### WHAT THE EXERCISE ASKS
Work through the entries below and report how many lines include "xlabel". The number alone is the answer.

Start of GIVEN ENTRIES

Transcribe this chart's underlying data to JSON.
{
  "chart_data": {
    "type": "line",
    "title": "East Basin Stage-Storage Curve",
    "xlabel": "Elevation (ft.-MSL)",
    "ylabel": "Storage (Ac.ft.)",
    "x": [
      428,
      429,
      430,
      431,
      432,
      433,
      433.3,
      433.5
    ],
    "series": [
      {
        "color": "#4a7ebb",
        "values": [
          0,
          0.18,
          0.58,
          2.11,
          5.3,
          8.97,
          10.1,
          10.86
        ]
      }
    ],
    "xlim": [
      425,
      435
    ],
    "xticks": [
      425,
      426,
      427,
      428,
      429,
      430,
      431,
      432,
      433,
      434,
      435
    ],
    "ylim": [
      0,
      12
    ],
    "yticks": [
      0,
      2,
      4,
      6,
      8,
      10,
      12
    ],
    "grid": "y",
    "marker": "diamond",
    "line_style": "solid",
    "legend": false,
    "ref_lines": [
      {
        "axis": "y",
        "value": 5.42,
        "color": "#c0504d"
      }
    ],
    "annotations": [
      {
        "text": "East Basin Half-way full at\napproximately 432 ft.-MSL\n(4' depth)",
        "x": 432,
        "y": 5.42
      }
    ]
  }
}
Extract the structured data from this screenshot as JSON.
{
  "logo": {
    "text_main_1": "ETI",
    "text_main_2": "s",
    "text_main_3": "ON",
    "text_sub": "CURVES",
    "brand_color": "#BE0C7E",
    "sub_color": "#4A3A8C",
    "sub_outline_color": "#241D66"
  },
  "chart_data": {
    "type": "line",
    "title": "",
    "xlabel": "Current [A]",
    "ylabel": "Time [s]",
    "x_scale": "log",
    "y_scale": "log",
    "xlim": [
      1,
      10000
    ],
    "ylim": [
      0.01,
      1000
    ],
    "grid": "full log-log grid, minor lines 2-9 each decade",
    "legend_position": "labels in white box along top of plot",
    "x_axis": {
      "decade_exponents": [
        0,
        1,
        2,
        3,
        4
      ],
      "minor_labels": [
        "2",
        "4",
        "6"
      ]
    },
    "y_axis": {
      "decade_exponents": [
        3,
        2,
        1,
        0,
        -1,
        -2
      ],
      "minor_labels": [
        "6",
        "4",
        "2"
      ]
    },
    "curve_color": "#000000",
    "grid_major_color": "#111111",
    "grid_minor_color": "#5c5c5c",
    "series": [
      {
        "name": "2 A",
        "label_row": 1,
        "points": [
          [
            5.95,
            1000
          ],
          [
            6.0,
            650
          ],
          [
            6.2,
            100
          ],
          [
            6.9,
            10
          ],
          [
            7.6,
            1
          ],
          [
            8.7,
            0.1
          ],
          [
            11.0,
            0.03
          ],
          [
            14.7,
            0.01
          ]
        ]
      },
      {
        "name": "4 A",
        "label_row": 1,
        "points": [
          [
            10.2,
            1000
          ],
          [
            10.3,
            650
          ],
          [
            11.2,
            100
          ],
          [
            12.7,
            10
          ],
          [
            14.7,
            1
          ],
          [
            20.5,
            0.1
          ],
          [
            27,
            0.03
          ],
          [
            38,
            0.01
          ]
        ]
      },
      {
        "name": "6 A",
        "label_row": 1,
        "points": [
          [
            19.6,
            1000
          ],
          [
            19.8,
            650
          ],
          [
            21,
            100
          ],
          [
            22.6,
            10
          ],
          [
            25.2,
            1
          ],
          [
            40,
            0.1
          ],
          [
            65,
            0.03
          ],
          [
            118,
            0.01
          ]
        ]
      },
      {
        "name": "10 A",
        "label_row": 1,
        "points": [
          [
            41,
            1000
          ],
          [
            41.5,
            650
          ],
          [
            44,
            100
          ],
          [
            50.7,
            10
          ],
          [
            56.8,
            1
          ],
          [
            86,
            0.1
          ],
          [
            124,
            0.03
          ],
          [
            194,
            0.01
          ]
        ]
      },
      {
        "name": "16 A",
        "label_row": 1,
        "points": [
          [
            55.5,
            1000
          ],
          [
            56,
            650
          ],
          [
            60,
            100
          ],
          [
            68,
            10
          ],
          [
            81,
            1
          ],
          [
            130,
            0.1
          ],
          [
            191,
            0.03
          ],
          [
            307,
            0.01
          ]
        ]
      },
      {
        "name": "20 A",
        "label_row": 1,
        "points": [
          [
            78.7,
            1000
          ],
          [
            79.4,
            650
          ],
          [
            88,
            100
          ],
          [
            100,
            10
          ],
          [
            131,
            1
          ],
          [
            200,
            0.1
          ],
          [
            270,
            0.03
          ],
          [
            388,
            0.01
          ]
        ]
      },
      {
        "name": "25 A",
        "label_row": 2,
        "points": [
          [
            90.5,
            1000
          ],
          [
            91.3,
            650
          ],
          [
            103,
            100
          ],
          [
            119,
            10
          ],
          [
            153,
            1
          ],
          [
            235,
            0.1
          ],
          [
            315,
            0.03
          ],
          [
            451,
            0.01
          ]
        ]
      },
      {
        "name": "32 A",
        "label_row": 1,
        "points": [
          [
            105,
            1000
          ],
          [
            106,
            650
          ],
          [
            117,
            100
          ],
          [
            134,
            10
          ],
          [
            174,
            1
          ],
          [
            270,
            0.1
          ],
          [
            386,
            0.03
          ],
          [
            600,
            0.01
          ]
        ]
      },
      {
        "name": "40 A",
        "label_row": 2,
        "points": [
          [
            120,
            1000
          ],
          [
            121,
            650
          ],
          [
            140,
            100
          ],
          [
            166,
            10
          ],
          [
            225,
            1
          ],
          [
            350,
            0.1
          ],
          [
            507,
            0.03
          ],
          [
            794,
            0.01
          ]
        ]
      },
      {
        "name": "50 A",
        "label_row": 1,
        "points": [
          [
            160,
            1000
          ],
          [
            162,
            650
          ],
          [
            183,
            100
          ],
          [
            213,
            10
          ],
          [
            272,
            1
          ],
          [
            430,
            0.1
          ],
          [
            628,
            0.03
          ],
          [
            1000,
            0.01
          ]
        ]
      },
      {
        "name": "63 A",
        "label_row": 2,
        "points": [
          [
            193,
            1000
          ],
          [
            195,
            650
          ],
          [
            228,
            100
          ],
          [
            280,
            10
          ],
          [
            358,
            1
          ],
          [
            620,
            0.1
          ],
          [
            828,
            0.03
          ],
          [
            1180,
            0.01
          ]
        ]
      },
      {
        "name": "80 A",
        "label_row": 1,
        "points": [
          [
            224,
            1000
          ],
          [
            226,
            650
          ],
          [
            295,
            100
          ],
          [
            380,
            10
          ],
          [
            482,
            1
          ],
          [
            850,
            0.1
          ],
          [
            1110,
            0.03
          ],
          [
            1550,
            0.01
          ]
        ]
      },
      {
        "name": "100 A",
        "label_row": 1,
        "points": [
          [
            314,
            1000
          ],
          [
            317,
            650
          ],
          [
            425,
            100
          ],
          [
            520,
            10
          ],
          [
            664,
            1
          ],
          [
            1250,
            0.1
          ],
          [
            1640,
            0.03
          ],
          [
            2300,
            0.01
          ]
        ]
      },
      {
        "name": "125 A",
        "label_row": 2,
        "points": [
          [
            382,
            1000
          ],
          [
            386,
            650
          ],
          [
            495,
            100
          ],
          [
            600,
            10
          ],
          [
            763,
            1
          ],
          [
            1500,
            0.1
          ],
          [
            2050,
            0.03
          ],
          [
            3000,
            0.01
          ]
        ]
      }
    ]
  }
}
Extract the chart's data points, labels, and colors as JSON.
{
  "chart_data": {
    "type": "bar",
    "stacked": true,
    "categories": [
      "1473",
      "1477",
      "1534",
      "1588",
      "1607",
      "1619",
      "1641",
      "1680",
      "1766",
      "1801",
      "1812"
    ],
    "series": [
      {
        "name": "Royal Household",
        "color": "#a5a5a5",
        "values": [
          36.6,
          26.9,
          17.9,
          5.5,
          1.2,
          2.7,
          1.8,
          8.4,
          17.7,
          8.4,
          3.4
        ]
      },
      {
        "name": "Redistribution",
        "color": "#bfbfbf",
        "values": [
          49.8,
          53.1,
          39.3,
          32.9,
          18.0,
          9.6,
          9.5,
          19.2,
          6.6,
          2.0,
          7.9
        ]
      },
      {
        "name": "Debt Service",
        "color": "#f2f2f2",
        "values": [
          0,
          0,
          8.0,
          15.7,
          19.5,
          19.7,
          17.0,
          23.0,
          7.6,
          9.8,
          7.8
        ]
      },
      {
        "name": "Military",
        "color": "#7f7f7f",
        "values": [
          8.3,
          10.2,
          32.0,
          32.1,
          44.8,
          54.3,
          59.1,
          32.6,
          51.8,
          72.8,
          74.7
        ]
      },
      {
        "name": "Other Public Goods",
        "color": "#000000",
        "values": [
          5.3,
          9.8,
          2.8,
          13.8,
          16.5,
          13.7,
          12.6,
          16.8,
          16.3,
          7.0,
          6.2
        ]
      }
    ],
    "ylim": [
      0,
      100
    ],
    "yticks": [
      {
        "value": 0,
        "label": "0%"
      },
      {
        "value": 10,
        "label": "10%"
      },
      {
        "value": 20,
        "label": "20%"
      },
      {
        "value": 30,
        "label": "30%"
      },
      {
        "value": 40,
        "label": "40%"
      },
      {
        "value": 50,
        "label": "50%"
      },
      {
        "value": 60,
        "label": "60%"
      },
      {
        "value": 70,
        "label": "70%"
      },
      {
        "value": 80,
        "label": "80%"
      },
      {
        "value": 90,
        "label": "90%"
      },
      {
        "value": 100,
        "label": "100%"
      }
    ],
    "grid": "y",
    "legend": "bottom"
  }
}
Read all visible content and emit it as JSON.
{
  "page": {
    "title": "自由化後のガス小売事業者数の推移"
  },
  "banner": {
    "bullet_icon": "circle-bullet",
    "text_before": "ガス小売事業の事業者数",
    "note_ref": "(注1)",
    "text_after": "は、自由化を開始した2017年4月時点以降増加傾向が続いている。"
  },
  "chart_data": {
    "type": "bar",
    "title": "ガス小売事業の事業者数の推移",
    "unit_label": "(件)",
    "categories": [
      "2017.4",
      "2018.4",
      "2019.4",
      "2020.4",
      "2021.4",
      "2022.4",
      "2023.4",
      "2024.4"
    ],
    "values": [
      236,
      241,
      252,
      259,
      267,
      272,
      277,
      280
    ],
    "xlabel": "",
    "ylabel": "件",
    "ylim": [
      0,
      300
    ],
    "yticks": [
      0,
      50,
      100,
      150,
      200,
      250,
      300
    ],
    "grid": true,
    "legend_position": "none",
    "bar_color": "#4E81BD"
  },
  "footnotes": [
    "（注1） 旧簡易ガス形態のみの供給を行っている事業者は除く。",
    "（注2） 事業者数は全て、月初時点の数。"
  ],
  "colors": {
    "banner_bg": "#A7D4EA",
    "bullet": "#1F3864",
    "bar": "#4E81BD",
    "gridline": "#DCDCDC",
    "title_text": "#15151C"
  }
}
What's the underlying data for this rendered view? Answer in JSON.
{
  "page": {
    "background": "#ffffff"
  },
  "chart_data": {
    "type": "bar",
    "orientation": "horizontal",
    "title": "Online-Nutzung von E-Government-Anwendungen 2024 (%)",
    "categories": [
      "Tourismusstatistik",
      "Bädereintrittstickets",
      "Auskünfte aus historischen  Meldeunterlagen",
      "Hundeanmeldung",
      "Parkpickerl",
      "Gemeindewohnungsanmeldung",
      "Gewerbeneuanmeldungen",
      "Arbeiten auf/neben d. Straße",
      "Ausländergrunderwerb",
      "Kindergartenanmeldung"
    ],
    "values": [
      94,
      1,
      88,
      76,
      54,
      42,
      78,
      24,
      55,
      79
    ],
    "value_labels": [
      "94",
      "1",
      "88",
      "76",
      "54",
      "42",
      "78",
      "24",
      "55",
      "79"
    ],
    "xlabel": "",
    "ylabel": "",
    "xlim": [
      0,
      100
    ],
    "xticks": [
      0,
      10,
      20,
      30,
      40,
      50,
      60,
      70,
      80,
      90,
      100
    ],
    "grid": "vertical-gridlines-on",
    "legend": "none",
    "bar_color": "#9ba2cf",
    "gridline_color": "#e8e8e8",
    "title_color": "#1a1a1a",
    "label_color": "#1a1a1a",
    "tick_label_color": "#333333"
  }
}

End of GIVEN ENTRIES

### TASK RESULT
4